• [PROBLEM] Type out the records that follow, exactly as given.

** BEGIN RECORDS PROVIDED **

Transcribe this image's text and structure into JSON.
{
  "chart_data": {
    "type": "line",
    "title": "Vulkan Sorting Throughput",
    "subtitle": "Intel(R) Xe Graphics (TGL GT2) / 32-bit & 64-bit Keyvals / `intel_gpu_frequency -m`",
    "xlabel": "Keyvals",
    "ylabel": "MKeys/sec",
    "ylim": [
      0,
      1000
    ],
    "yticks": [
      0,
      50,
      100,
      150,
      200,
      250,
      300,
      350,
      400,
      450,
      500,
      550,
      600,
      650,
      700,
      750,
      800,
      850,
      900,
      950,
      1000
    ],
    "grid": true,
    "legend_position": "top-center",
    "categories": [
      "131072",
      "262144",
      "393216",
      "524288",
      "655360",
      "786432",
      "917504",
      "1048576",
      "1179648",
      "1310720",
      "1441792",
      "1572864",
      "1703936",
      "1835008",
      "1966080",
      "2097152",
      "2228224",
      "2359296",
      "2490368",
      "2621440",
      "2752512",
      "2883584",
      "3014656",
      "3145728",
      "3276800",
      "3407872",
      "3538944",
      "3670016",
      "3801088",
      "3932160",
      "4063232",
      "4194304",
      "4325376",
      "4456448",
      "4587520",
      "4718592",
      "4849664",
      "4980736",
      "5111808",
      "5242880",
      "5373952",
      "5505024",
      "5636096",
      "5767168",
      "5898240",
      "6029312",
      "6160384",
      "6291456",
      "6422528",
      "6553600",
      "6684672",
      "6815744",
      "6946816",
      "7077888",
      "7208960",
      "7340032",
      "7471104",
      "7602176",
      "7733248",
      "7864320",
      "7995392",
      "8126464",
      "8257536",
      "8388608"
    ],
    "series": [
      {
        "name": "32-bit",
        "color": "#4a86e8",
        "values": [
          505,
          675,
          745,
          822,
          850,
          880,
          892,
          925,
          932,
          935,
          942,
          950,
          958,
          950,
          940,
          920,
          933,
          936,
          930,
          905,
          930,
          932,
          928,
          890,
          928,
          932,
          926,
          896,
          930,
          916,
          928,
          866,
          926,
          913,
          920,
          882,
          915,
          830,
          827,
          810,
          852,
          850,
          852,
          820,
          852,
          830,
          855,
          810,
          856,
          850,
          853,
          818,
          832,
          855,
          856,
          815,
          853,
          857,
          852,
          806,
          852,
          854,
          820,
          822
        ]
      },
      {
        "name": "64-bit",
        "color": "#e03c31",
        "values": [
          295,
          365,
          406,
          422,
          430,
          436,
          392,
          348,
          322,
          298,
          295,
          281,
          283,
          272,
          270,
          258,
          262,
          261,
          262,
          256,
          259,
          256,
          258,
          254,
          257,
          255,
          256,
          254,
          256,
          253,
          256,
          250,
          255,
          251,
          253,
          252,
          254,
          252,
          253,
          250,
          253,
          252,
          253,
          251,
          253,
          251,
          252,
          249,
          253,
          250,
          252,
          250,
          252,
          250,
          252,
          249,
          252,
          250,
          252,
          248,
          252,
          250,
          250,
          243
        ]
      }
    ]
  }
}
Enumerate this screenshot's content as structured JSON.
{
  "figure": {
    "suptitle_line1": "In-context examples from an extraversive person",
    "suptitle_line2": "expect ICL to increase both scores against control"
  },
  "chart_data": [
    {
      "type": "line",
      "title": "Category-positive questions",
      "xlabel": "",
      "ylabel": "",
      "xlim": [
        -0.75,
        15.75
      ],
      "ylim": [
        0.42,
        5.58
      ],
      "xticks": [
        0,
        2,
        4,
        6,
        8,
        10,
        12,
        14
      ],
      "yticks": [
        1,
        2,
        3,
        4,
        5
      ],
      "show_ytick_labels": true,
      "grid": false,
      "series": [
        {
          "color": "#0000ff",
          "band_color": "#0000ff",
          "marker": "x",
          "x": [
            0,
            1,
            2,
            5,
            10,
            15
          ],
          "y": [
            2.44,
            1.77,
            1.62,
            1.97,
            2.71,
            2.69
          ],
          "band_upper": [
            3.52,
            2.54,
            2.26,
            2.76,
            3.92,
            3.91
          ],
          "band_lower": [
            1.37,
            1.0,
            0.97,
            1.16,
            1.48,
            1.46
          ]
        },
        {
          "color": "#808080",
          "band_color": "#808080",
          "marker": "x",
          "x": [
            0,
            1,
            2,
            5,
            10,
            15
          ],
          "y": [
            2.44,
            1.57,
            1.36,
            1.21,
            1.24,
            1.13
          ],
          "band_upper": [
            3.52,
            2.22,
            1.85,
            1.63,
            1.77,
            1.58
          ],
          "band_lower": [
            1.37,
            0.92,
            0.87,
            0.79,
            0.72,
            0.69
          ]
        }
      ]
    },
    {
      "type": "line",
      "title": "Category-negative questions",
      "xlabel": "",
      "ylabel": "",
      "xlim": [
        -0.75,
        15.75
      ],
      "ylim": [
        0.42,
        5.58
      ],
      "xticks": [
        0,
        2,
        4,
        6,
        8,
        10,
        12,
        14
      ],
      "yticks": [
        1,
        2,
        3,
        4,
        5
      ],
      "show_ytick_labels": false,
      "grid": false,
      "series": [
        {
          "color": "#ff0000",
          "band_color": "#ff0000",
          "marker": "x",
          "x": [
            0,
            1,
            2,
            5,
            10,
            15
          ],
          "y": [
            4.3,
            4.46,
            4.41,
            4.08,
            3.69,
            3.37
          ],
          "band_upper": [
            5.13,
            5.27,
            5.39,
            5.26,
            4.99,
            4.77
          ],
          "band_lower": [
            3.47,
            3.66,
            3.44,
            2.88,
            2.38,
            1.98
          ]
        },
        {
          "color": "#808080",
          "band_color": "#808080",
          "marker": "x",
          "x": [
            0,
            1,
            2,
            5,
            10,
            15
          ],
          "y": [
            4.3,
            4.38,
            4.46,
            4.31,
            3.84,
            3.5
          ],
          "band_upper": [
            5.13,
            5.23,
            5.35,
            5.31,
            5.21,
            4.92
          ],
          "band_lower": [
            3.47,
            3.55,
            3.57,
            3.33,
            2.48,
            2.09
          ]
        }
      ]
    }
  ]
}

** END RECORDS PROVIDED **

• [OUTPUT FOR THIS EXERCISE]
Transcribe this image's text and structure into JSON.
{
  "chart_data": {
    "type": "line",
    "title": "Vulkan Sorting Throughput",
    "subtitle": "Intel(R) Xe Graphics (TGL GT2) / 32-bit & 64-bit Keyvals / `intel_gpu_frequency -m`",
    "xlabel": "Keyvals",
    "ylabel": "MKeys/sec",
    "ylim": [
      0,
      1000
    ],
    "yticks": [
      0,
      50,
      100,
      150,
      200,
      250,
      300,
      350,
      400,
      450,
      500,
      550,
      600,
      650,
      700,
      750,
      800,
      850,
      900,
      950,
      1000
    ],
    "grid": true,
    "legend_position": "top-center",
    "categories": [
      "131072",
      "262144",
      "393216",
      "524288",
      "655360",
      "786432",
      "917504",
      "1048576",
      "1179648",
      "1310720",
      "1441792",
      "1572864",
      "1703936",
      "1835008",
      "1966080",
      "2097152",
      "2228224",
      "2359296",
      "2490368",
      "2621440",
      "2752512",
      "2883584",
      "3014656",
      "3145728",
      "3276800",
      "3407872",
      "3538944",
      "3670016",
      "3801088",
      "3932160",
      "4063232",
      "4194304",
      "4325376",
      "4456448",
      "4587520",
      "4718592",
      "4849664",
      "4980736",
      "5111808",
      "5242880",
      "5373952",
      "5505024",
      "5636096",
      "5767168",
      "5898240",
      "6029312",
      "6160384",
      "6291456",
      "6422528",
      "6553600",
      "6684672",
      "6815744",
      "6946816",
      "7077888",
      "7208960",
      "7340032",
      "7471104",
      "7602176",
      "7733248",
      "7864320",
      "7995392",
      "8126464",
      "8257536",
      "8388608"
    ],
    "series": [
      {
        "name": "32-bit",
        "color": "#4a86e8",
        "values": [
          505,
          675,
          745,
          822,
          850,
          880,
          892,
          925,
          932,
          935,
          942,
          950,
          958,
          950,
          940,
          920,
          933,
          936,
          930,
          905,
          930,
          932,
          928,
          890,
          928,
          932,
          926,
          896,
          930,
          916,
          928,
          866,
          926,
          913,
          920,
          882,
          915,
          830,
          827,
          810,
          852,
          850,
          852,
          820,
          852,
          830,
          855,
          810,
          856,
          850,
          853,
          818,
          832,
          855,
          856,
          815,
          853,
          857,
          852,
          806,
          852,
          854,
          820,
          822
        ]
      },
      {
        "name": "64-bit",
        "color": "#e03c31",
        "values": [
          295,
          365,
          406,
          422,
          430,
          436,
          392,
          348,
          322,
          298,
          295,
          281,
          283,
          272,
          270,
          258,
          262,
          261,
          262,
          256,
          259,
          256,
          258,
          254,
          257,
          255,
          256,
          254,
          256,
          253,
          256,
          250,
          255,
          251,
          253,
          252,
          254,
          252,
          253,
          250,
          253,
          252,
          253,
          251,
          253,
          251,
          252,
          249,
          253,
          250,
          252,
          250,
          252,
          250,
          252,
          249,
          252,
          250,
          252,
          248,
          252,
          250,
          250,
          243
        ]
      }
    ]
  }
}
Enumerate this screenshot's content as structured JSON.
{
  "figure": {
    "suptitle_line1": "In-context examples from an extraversive person",
    "suptitle_line2": "expect ICL to increase both scores against control"
  },
  "chart_data": [
    {
      "type": "line",
      "title": "Category-positive questions",
      "xlabel": "",
      "ylabel": "",
      "xlim": [
        -0.75,
        15.75
      ],
      "ylim": [
        0.42,
        5.58
      ],
      "xticks": [
        0,
        2,
        4,
        6,
        8,
        10,
        12,
        14
      ],
      "yticks": [
        1,
        2,
        3,
        4,
        5
      ],
      "show_ytick_labels": true,
      "grid": false,
      "series": [
        {
          "color": "#0000ff",
          "band_color": "#0000ff",
          "marker": "x",
          "x": [
            0,
            1,
            2,
            5,
            10,
            15
          ],
          "y": [
            2.44,
            1.77,
            1.62,
            1.97,
            2.71,
            2.69
          ],
          "band_upper": [
            3.52,
            2.54,
            2.26,
            2.76,
            3.92,
            3.91
          ],
          "band_lower": [
            1.37,
            1.0,
            0.97,
            1.16,
            1.48,
            1.46
          ]
        },
        {
          "color": "#808080",
          "band_color": "#808080",
          "marker": "x",
          "x": [
            0,
            1,
            2,
            5,
            10,
            15
          ],
          "y": [
            2.44,
            1.57,
            1.36,
            1.21,
            1.24,
            1.13
          ],
          "band_upper": [
            3.52,
            2.22,
            1.85,
            1.63,
            1.77,
            1.58
          ],
          "band_lower": [
            1.37,
            0.92,
            0.87,
            0.79,
            0.72,
            0.69
          ]
        }
      ]
    },
    {
      "type": "line",
      "title": "Category-negative questions",
      "xlabel": "",
      "ylabel": "",
      "xlim": [
        -0.75,
        15.75
      ],
      "ylim": [
        0.42,
        5.58
      ],
      "xticks": [
        0,
        2,
        4,
        6,
        8,
        10,
        12,
        14
      ],
      "yticks": [
        1,
        2,
        3,
        4,
        5
      ],
      "show_ytick_labels": false,
      "grid": false,
      "series": [
        {
          "color": "#ff0000",
          "band_color": "#ff0000",
          "marker": "x",
          "x": [
            0,
            1,
            2,
            5,
            10,
            15
          ],
          "y": [
            4.3,
            4.46,
            4.41,
            4.08,
            3.69,
            3.37
          ],
          "band_upper": [
            5.13,
            5.27,
            5.39,
            5.26,
            4.99,
            4.77
          ],
          "band_lower": [
            3.47,
            3.66,
            3.44,
            2.88,
            2.38,
            1.98
          ]
        },
        {
          "color": "#808080",
          "band_color": "#808080",
          "marker": "x",
          "x": [
            0,
            1,
            2,
            5,
            10,
            15
          ],
          "y": [
            4.3,
            4.38,
            4.46,
            4.31,
            3.84,
            3.5
          ],
          "band_upper": [
            5.13,
            5.23,
            5.35,
            5.31,
            5.21,
            4.92
          ],
          "band_lower": [
            3.47,
            3.55,
            3.57,
            3.33,
            2.48,
            2.09
          ]
        }
      ]
    }
  ]
}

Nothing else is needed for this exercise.